++++ Task material

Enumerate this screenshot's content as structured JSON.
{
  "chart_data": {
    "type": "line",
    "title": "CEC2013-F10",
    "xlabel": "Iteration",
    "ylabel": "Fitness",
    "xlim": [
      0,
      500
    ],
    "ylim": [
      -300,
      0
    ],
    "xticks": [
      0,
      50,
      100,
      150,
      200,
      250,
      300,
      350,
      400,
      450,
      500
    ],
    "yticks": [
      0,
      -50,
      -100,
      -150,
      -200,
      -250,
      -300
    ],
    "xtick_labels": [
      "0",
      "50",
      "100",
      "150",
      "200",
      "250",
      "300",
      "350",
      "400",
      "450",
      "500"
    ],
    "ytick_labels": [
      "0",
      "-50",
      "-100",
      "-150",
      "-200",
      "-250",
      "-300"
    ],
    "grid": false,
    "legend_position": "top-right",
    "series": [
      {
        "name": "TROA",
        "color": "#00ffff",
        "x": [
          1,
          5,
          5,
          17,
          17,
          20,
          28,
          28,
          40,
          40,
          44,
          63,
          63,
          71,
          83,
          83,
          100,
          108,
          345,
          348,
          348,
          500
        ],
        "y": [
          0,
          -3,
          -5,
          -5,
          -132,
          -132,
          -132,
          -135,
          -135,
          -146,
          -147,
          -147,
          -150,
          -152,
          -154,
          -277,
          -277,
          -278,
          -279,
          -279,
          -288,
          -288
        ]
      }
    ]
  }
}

++++++++

### Given problem
Give a word-for-word copy of the records.

### Solution for this problem
Enumerate this screenshot's content as structured JSON.
{
  "chart_data": {
    "type": "line",
    "title": "CEC2013-F10",
    "xlabel": "Iteration",
    "ylabel": "Fitness",
    "xlim": [
      0,
      500
    ],
    "ylim": [
      -300,
      0
    ],
    "xticks": [
      0,
      50,
      100,
      150,
      200,
      250,
      300,
      350,
      400,
      450,
      500
    ],
    "yticks": [
      0,
      -50,
      -100,
      -150,
      -200,
      -250,
      -300
    ],
    "xtick_labels": [
      "0",
      "50",
      "100",
      "150",
      "200",
      "250",
      "300",
      "350",
      "400",
      "450",
      "500"
    ],
    "ytick_labels": [
      "0",
      "-50",
      "-100",
      "-150",
      "-200",
      "-250",
      "-300"
    ],
    "grid": false,
    "legend_position": "top-right",
    "series": [
      {
        "name": "TROA",
        "color": "#00ffff",
        "x": [
          1,
          5,
          5,
          17,
          17,
          20,
          28,
          28,
          40,
          40,
          44,
          63,
          63,
          71,
          83,
          83,
          100,
          108,
          345,
          348,
          348,
          500
        ],
        "y": [
          0,
          -3,
          -5,
          -5,
          -132,
          -132,
          -132,
          -135,
          -135,
          -146,
          -147,
          -147,
          -150,
          -152,
          -154,
          -277,
          -277,
          -278,
          -279,
          -279,
          -288,
          -288
        ]
      }
    ]
  }
}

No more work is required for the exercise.